Scan the entries for the word "Münstertal" and report how many lines contain it, as a number with no other words.

***

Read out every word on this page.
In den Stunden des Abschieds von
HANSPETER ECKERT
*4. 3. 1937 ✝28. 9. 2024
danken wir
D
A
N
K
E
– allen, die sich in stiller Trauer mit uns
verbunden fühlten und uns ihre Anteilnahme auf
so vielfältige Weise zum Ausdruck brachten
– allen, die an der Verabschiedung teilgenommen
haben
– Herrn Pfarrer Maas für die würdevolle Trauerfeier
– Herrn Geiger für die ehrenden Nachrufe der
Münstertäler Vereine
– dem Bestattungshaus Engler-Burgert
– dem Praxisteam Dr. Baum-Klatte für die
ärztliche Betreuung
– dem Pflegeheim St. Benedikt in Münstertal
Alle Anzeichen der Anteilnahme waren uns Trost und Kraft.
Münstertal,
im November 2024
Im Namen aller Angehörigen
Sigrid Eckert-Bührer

***

▸ **RESULT**
2